SUPPLIED TEXT:
• • • • • • •

To the Stockholders and Board of Directors of PC Connection, Inc. 

Opinion on Internal Control over Financial Reporting  

We have audited the internal control over financial reporting of PC Connection, Inc. and subsidiaries (the "Company") as of December 
31, 2017, based on criteria established in Internal Control — Integrated Framework (2013) issued by the Committee of Sponsoring 
Organizations of the Treadway Commission (COSO). In our opinion, the Company maintained, in all material respects, effective 
internal control over financial reporting as of December 31, 2017, based on criteria established in Internal Control — Integrated 
Framework (2013) issued by COSO. 

We have also audited, in accordance with the standards of the Public Company Accounting Oversight Board (United States) 
(PCAOB), the consolidated financial statements as of and for the year ended December 31, 2017, of the Company and our report dated 
March 9, 2018, expressed an unqualified opinion on those financial statements.

• • • • • • •

TASK LIST:
(a) Decide whether each statement below agrees with the auditor's report, answering yes or no and quoting the deciding words: (i) the Company failed to maintain effective internal control over financial reporting as of December 31, 2017; (ii) the report on the consolidated financial statements was dated March 9, 2018; (iii) the opinion on the financial statements was unqualified.
(b) Resume the auditor's report after its final sentence with one further section.

SUPPLIED INFORMATION:
• • • • • • •

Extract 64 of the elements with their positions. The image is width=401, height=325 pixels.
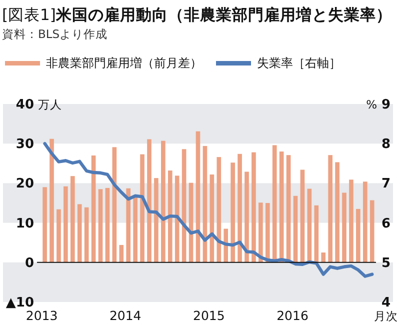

• • • • • • •

RESPONSE LIST:
(a)
(i) No: "the Company maintained, in all material respects, effective internal control over financial reporting as of December 31, 2017"
(ii) Yes: "our report dated March 9, 2018"
(iii) Yes: "expressed an unqualified opinion on those financial statements"

(b)
Basis for Opinion   

The Company’s management is responsible for maintaining effective internal control over financial reporting and for its assessment of 
the effectiveness of internal control over financial reporting, included in the accompanying Management’s Annual Report on Internal 
Control over Financial Reporting. Our responsibility is to express an opinion on the Company’s internal control over financial 
reporting based on our audit. We are a public accounting firm registered with the PCAOB and are required to be independent with 
respect to the Company in accordance with the U.S. federal securities laws and the applicable rules and regulations of the Securities 
and Exchange Commission and the PCAOB. 

We conducted our audit in accordance with the standards of the PCAOB. Those standards require that we plan and perform the audit 
to obtain reasonable assurance about whether effective internal control over financial reporting was maintained in all material respects. 
Our audit included obtaining an understanding of internal control over financial reporting, assessing the risk that a material weakness 
exists, testing and evaluating the design and operating effectiveness of internal control based on the assessed risk, and performing such 
other procedures as we considered necessary in the circumstances. We believe that our audit provides a reasonable basis for our 
opinion.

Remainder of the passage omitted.